Provided entries
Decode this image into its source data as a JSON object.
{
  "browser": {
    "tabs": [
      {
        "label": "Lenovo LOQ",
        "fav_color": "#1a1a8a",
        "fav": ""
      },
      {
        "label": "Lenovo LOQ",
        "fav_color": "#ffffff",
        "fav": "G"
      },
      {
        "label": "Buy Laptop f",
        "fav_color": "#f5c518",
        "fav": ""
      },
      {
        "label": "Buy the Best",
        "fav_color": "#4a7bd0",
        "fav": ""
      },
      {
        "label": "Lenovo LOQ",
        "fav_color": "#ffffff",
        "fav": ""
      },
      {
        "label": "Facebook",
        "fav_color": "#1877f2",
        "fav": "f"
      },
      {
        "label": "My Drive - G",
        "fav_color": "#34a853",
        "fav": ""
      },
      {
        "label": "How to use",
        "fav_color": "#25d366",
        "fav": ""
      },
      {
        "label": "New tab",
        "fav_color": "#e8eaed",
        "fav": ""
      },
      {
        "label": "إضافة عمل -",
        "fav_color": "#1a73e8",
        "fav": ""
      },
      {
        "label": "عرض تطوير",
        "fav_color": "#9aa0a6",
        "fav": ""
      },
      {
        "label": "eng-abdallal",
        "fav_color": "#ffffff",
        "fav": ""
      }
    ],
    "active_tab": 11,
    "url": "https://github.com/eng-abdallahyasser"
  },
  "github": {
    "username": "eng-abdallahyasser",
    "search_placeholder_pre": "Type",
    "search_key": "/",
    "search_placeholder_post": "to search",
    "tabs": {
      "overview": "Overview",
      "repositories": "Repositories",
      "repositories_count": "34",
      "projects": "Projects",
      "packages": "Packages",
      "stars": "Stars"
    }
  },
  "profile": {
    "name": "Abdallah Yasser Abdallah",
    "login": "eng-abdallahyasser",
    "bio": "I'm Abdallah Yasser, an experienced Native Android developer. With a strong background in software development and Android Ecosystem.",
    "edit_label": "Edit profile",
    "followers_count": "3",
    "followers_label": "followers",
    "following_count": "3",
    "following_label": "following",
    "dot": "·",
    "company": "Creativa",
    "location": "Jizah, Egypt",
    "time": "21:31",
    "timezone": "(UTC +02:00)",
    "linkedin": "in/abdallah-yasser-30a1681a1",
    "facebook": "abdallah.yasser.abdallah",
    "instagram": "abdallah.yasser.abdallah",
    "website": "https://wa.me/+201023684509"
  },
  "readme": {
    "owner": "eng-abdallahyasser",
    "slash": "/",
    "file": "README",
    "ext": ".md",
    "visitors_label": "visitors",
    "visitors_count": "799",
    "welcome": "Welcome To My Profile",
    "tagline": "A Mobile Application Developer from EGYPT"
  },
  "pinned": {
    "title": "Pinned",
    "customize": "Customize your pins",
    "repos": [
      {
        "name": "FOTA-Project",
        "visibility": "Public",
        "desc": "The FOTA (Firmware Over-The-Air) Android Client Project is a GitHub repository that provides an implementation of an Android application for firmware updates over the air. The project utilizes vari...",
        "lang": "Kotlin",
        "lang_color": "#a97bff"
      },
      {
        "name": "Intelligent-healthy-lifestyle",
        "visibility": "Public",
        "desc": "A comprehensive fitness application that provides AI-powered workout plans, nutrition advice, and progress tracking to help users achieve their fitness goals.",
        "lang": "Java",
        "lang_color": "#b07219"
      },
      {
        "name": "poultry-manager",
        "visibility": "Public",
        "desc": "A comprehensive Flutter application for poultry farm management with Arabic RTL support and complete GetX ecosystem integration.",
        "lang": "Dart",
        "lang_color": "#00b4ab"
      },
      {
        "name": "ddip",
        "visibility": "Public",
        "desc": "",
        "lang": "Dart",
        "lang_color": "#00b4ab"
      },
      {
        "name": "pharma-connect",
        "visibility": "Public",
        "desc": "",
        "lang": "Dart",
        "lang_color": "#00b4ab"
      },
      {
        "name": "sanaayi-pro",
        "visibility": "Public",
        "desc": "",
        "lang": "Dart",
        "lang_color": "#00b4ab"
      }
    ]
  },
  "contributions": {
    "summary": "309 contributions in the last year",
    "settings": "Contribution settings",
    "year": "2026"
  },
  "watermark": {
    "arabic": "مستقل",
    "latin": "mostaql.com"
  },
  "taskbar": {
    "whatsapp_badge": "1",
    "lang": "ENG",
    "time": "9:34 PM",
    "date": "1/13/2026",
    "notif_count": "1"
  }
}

Task prompt
Give the listing again, word for word.

The reply
Decode this image into its source data as a JSON object.
{
  "browser": {
    "tabs": [
      {
        "label": "Lenovo LOQ",
        "fav_color": "#1a1a8a",
        "fav": ""
      },
      {
        "label": "Lenovo LOQ",
        "fav_color": "#ffffff",
        "fav": "G"
      },
      {
        "label": "Buy Laptop f",
        "fav_color": "#f5c518",
        "fav": ""
      },
      {
        "label": "Buy the Best",
        "fav_color": "#4a7bd0",
        "fav": ""
      },
      {
        "label": "Lenovo LOQ",
        "fav_color": "#ffffff",
        "fav": ""
      },
      {
        "label": "Facebook",
        "fav_color": "#1877f2",
        "fav": "f"
      },
      {
        "label": "My Drive - G",
        "fav_color": "#34a853",
        "fav": ""
      },
      {
        "label": "How to use",
        "fav_color": "#25d366",
        "fav": ""
      },
      {
        "label": "New tab",
        "fav_color": "#e8eaed",
        "fav": ""
      },
      {
        "label": "إضافة عمل -",
        "fav_color": "#1a73e8",
        "fav": ""
      },
      {
        "label": "عرض تطوير",
        "fav_color": "#9aa0a6",
        "fav": ""
      },
      {
        "label": "eng-abdallal",
        "fav_color": "#ffffff",
        "fav": ""
      }
    ],
    "active_tab": 11,
    "url": "https://github.com/eng-abdallahyasser"
  },
  "github": {
    "username": "eng-abdallahyasser",
    "search_placeholder_pre": "Type",
    "search_key": "/",
    "search_placeholder_post": "to search",
    "tabs": {
      "overview": "Overview",
      "repositories": "Repositories",
      "repositories_count": "34",
      "projects": "Projects",
      "packages": "Packages",
      "stars": "Stars"
    }
  },
  "profile": {
    "name": "Abdallah Yasser Abdallah",
    "login": "eng-abdallahyasser",
    "bio": "I'm Abdallah Yasser, an experienced Native Android developer. With a strong background in software development and Android Ecosystem.",
    "edit_label": "Edit profile",
    "followers_count": "3",
    "followers_label": "followers",
    "following_count": "3",
    "following_label": "following",
    "dot": "·",
    "company": "Creativa",
    "location": "Jizah, Egypt",
    "time": "21:31",
    "timezone": "(UTC +02:00)",
    "linkedin": "in/abdallah-yasser-30a1681a1",
    "facebook": "abdallah.yasser.abdallah",
    "instagram": "abdallah.yasser.abdallah",
    "website": "https://wa.me/+201023684509"
  },
  "readme": {
    "owner": "eng-abdallahyasser",
    "slash": "/",
    "file": "README",
    "ext": ".md",
    "visitors_label": "visitors",
    "visitors_count": "799",
    "welcome": "Welcome To My Profile",
    "tagline": "A Mobile Application Developer from EGYPT"
  },
  "pinned": {
    "title": "Pinned",
    "customize": "Customize your pins",
    "repos": [
      {
        "name": "FOTA-Project",
        "visibility": "Public",
        "desc": "The FOTA (Firmware Over-The-Air) Android Client Project is a GitHub repository that provides an implementation of an Android application for firmware updates over the air. The project utilizes vari...",
        "lang": "Kotlin",
        "lang_color": "#a97bff"
      },
      {
        "name": "Intelligent-healthy-lifestyle",
        "visibility": "Public",
        "desc": "A comprehensive fitness application that provides AI-powered workout plans, nutrition advice, and progress tracking to help users achieve their fitness goals.",
        "lang": "Java",
        "lang_color": "#b07219"
      },
      {
        "name": "poultry-manager",
        "visibility": "Public",
        "desc": "A comprehensive Flutter application for poultry farm management with Arabic RTL support and complete GetX ecosystem integration.",
        "lang": "Dart",
        "lang_color": "#00b4ab"
      },
      {
        "name": "ddip",
        "visibility": "Public",
        "desc": "",
        "lang": "Dart",
        "lang_color": "#00b4ab"
      },
      {
        "name": "pharma-connect",
        "visibility": "Public",
        "desc": "",
        "lang": "Dart",
        "lang_color": "#00b4ab"
      },
      {
        "name": "sanaayi-pro",
        "visibility": "Public",
        "desc": "",
        "lang": "Dart",
        "lang_color": "#00b4ab"
      }
    ]
  },
  "contributions": {
    "summary": "309 contributions in the last year",
    "settings": "Contribution settings",
    "year": "2026"
  },
  "watermark": {
    "arabic": "مستقل",
    "latin": "mostaql.com"
  },
  "taskbar": {
    "whatsapp_badge": "1",
    "lang": "ENG",
    "time": "9:34 PM",
    "date": "1/13/2026",
    "notif_count": "1"
  }
}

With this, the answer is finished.